- _EXERCISE DETAILS_:
Transcribe the lines below verbatim, skipping the images.

────────────────

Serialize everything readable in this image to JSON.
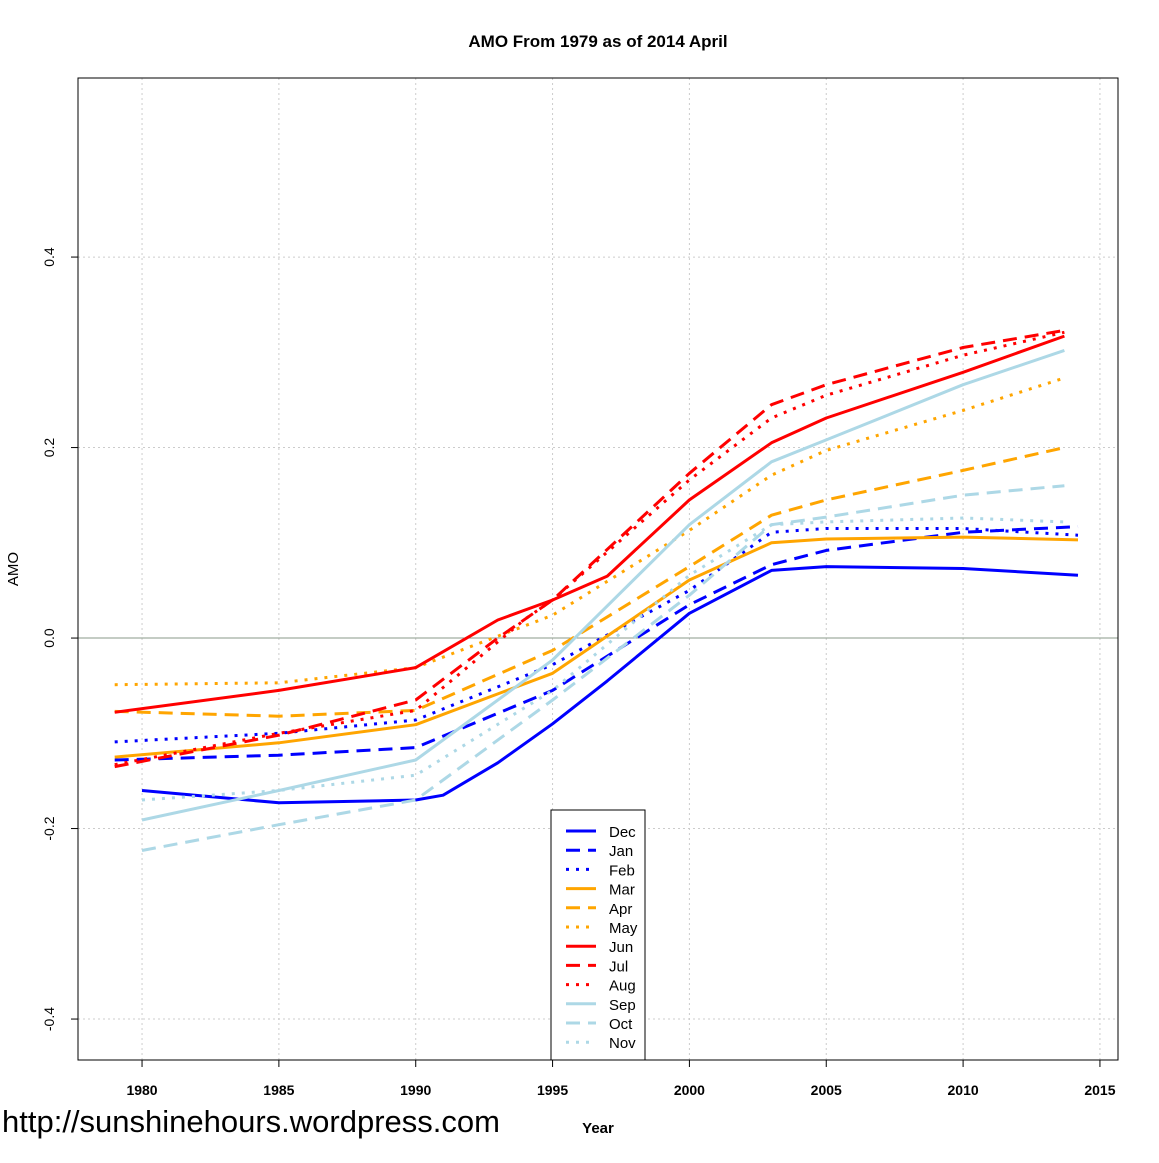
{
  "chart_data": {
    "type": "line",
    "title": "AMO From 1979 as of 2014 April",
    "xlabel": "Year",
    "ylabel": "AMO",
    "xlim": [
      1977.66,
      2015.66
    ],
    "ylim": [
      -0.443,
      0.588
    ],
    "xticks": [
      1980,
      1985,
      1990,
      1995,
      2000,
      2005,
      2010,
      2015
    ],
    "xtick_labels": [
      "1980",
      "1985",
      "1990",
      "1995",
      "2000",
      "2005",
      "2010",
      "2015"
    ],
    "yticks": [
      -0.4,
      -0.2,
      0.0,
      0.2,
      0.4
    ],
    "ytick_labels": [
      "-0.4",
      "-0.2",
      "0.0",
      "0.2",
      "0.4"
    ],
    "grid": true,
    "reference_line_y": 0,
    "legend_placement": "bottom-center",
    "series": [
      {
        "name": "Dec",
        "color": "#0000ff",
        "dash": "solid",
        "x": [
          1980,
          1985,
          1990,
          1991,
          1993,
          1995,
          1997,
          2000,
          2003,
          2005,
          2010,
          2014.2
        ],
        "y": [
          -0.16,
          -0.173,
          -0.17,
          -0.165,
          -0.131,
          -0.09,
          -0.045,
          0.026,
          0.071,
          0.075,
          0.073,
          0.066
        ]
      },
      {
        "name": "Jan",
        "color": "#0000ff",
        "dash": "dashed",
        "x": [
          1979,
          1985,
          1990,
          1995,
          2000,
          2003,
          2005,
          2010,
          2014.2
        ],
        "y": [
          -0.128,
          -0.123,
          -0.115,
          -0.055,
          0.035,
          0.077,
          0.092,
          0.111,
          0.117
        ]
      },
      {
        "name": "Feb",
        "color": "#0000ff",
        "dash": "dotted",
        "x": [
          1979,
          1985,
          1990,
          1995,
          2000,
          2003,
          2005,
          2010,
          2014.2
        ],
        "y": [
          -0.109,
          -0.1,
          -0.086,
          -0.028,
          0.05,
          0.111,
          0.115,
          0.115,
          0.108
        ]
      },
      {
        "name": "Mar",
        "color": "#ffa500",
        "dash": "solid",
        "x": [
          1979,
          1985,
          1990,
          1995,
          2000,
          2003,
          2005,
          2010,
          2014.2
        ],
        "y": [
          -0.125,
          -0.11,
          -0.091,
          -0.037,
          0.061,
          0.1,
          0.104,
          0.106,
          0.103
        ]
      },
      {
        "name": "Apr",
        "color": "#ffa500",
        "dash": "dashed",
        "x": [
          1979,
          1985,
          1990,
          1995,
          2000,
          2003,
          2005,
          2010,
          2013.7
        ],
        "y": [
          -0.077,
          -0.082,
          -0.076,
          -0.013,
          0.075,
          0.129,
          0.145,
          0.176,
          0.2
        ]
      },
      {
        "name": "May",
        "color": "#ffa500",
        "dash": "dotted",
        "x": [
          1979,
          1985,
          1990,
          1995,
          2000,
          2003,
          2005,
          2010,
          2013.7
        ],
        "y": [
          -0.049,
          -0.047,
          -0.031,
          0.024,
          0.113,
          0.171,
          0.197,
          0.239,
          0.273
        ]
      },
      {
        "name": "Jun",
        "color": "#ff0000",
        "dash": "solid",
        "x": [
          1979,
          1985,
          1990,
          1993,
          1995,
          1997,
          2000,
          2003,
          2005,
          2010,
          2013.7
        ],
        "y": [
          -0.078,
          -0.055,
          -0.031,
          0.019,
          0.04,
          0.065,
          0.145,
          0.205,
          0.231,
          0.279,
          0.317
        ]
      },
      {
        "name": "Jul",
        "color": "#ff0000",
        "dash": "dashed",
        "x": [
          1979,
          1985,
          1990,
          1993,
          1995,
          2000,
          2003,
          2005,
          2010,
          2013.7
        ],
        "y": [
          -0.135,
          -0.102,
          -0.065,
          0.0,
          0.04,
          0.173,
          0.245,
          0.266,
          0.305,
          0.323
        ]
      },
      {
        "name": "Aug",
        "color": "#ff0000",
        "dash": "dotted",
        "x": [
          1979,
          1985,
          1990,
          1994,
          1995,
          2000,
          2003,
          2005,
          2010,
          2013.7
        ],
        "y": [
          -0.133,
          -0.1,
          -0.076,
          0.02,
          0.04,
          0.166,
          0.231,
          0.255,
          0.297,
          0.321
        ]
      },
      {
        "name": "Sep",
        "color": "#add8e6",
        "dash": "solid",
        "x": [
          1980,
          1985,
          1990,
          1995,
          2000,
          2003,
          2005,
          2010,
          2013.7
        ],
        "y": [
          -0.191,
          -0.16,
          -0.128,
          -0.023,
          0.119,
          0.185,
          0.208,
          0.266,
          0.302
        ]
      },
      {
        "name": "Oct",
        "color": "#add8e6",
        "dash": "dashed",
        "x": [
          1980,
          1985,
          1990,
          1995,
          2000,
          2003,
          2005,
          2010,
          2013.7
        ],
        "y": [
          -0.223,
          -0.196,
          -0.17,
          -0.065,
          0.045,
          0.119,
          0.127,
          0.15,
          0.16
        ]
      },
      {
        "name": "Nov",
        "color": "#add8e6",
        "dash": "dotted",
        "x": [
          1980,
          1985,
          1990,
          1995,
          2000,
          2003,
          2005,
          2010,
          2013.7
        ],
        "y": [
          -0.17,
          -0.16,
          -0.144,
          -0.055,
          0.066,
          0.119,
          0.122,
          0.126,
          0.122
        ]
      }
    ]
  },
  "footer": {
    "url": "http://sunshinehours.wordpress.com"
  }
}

────────────────

- _EXPECTED ANSWER_:
Serialize everything readable in this image to JSON.
{
  "chart_data": {
    "type": "line",
    "title": "AMO From 1979 as of 2014 April",
    "xlabel": "Year",
    "ylabel": "AMO",
    "xlim": [
      1977.66,
      2015.66
    ],
    "ylim": [
      -0.443,
      0.588
    ],
    "xticks": [
      1980,
      1985,
      1990,
      1995,
      2000,
      2005,
      2010,
      2015
    ],
    "xtick_labels": [
      "1980",
      "1985",
      "1990",
      "1995",
      "2000",
      "2005",
      "2010",
      "2015"
    ],
    "yticks": [
      -0.4,
      -0.2,
      0.0,
      0.2,
      0.4
    ],
    "ytick_labels": [
      "-0.4",
      "-0.2",
      "0.0",
      "0.2",
      "0.4"
    ],
    "grid": true,
    "reference_line_y": 0,
    "legend_placement": "bottom-center",
    "series": [
      {
        "name": "Dec",
        "color": "#0000ff",
        "dash": "solid",
        "x": [
          1980,
          1985,
          1990,
          1991,
          1993,
          1995,
          1997,
          2000,
          2003,
          2005,
          2010,
          2014.2
        ],
        "y": [
          -0.16,
          -0.173,
          -0.17,
          -0.165,
          -0.131,
          -0.09,
          -0.045,
          0.026,
          0.071,
          0.075,
          0.073,
          0.066
        ]
      },
      {
        "name": "Jan",
        "color": "#0000ff",
        "dash": "dashed",
        "x": [
          1979,
          1985,
          1990,
          1995,
          2000,
          2003,
          2005,
          2010,
          2014.2
        ],
        "y": [
          -0.128,
          -0.123,
          -0.115,
          -0.055,
          0.035,
          0.077,
          0.092,
          0.111,
          0.117
        ]
      },
      {
        "name": "Feb",
        "color": "#0000ff",
        "dash": "dotted",
        "x": [
          1979,
          1985,
          1990,
          1995,
          2000,
          2003,
          2005,
          2010,
          2014.2
        ],
        "y": [
          -0.109,
          -0.1,
          -0.086,
          -0.028,
          0.05,
          0.111,
          0.115,
          0.115,
          0.108
        ]
      },
      {
        "name": "Mar",
        "color": "#ffa500",
        "dash": "solid",
        "x": [
          1979,
          1985,
          1990,
          1995,
          2000,
          2003,
          2005,
          2010,
          2014.2
        ],
        "y": [
          -0.125,
          -0.11,
          -0.091,
          -0.037,
          0.061,
          0.1,
          0.104,
          0.106,
          0.103
        ]
      },
      {
        "name": "Apr",
        "color": "#ffa500",
        "dash": "dashed",
        "x": [
          1979,
          1985,
          1990,
          1995,
          2000,
          2003,
          2005,
          2010,
          2013.7
        ],
        "y": [
          -0.077,
          -0.082,
          -0.076,
          -0.013,
          0.075,
          0.129,
          0.145,
          0.176,
          0.2
        ]
      },
      {
        "name": "May",
        "color": "#ffa500",
        "dash": "dotted",
        "x": [
          1979,
          1985,
          1990,
          1995,
          2000,
          2003,
          2005,
          2010,
          2013.7
        ],
        "y": [
          -0.049,
          -0.047,
          -0.031,
          0.024,
          0.113,
          0.171,
          0.197,
          0.239,
          0.273
        ]
      },
      {
        "name": "Jun",
        "color": "#ff0000",
        "dash": "solid",
        "x": [
          1979,
          1985,
          1990,
          1993,
          1995,
          1997,
          2000,
          2003,
          2005,
          2010,
          2013.7
        ],
        "y": [
          -0.078,
          -0.055,
          -0.031,
          0.019,
          0.04,
          0.065,
          0.145,
          0.205,
          0.231,
          0.279,
          0.317
        ]
      },
      {
        "name": "Jul",
        "color": "#ff0000",
        "dash": "dashed",
        "x": [
          1979,
          1985,
          1990,
          1993,
          1995,
          2000,
          2003,
          2005,
          2010,
          2013.7
        ],
        "y": [
          -0.135,
          -0.102,
          -0.065,
          0.0,
          0.04,
          0.173,
          0.245,
          0.266,
          0.305,
          0.323
        ]
      },
      {
        "name": "Aug",
        "color": "#ff0000",
        "dash": "dotted",
        "x": [
          1979,
          1985,
          1990,
          1994,
          1995,
          2000,
          2003,
          2005,
          2010,
          2013.7
        ],
        "y": [
          -0.133,
          -0.1,
          -0.076,
          0.02,
          0.04,
          0.166,
          0.231,
          0.255,
          0.297,
          0.321
        ]
      },
      {
        "name": "Sep",
        "color": "#add8e6",
        "dash": "solid",
        "x": [
          1980,
          1985,
          1990,
          1995,
          2000,
          2003,
          2005,
          2010,
          2013.7
        ],
        "y": [
          -0.191,
          -0.16,
          -0.128,
          -0.023,
          0.119,
          0.185,
          0.208,
          0.266,
          0.302
        ]
      },
      {
        "name": "Oct",
        "color": "#add8e6",
        "dash": "dashed",
        "x": [
          1980,
          1985,
          1990,
          1995,
          2000,
          2003,
          2005,
          2010,
          2013.7
        ],
        "y": [
          -0.223,
          -0.196,
          -0.17,
          -0.065,
          0.045,
          0.119,
          0.127,
          0.15,
          0.16
        ]
      },
      {
        "name": "Nov",
        "color": "#add8e6",
        "dash": "dotted",
        "x": [
          1980,
          1985,
          1990,
          1995,
          2000,
          2003,
          2005,
          2010,
          2013.7
        ],
        "y": [
          -0.17,
          -0.16,
          -0.144,
          -0.055,
          0.066,
          0.119,
          0.122,
          0.126,
          0.122
        ]
      }
    ]
  },
  "footer": {
    "url": "http://sunshinehours.wordpress.com"
  }
}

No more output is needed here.